**What you should do**
Transcribe the passage on testing with configuration files and model weights, starting at "Before testing, you" and ending at "file or commandline.".

**Document passage**

-- begin --

Before testing, you should specify the config file <CONFIG> and the model weights <MODEL-PATH>. In addition, you can change the input size by setting the INPUT.MIN_SIZE_TEST in both config file or commandline.

  • [Performance Evaluation] To obtain the evaluation results, e.g., mask AP on COCO, you can run:
python tools/train_net.py --config-file <CONFIG> --num-gpus <GPUS> --eval MODEL.WEIGHTS <MODEL-PATH>
# example:
python tools/train_net.py --config-file configs/sparse_inst_r50_giam.yaml --num-gpus 8 --eval MODEL.WEIGHTS sparse_inst_r50_giam_aug_2b7d68.pth
  • [Inference Speed] To obtain the inference speed (FPS) on one GPU device, you can run:
python tools/test_net.py --config-file <CONFIG> MODEL.WEIGHTS <MODEL-PATH> INPUT.MIN_SIZE_TEST 512
# example:
python tools/test_net.py --config-file configs/sparse_inst_r50_giam.yaml MODEL.WEIGHTS sparse_inst_r50_giam_aug_2b7d68.pth INPUT.MIN_SIZE_TEST 512

Note:

  • The tools/test_net.py only supports 1 GPU and 1 image per batch for measuring inference speed.

-- end --

**Raw data**
-- begin --

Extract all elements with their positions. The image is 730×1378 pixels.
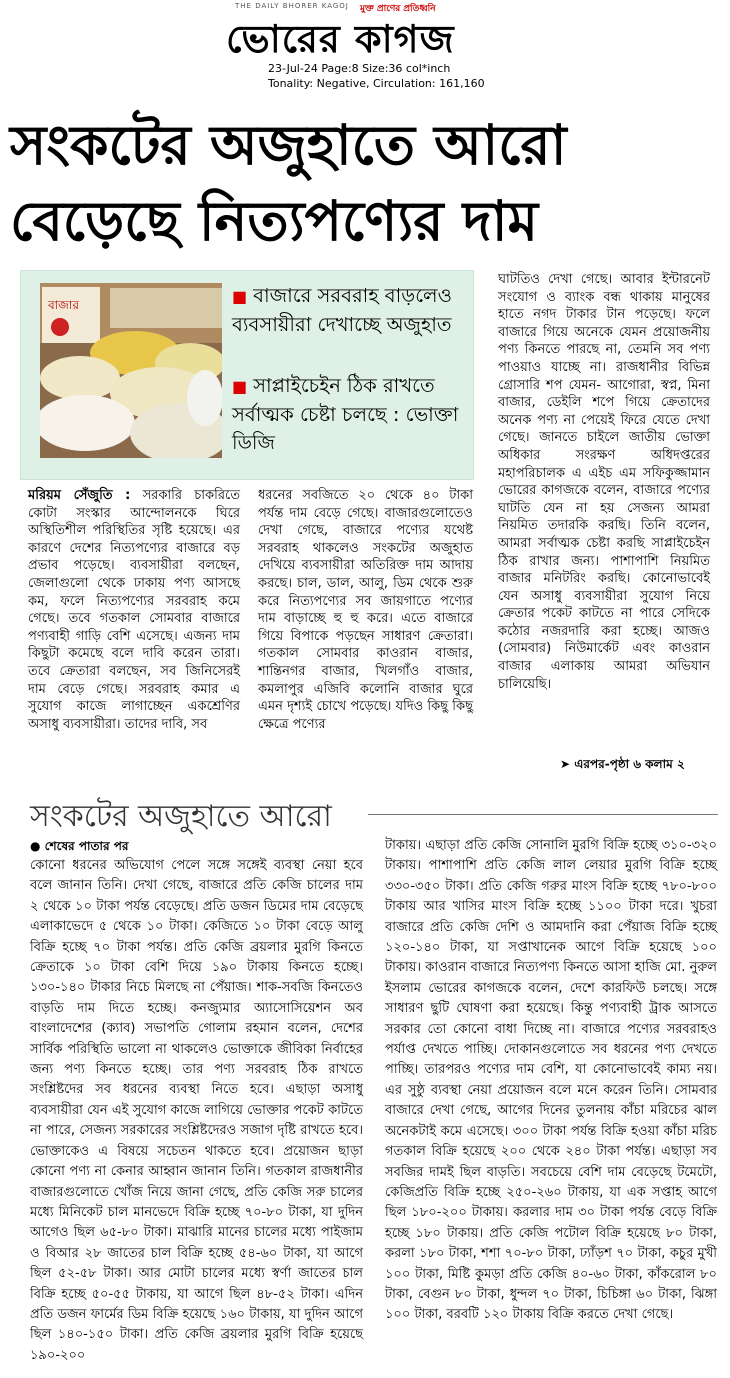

-- end --

**Exercise response**
Before testing, you should specify the config file <CONFIG> and the model weights <MODEL-PATH>. In addition, you can change the input size by setting the INPUT.MIN_SIZE_TEST in both config file or commandline.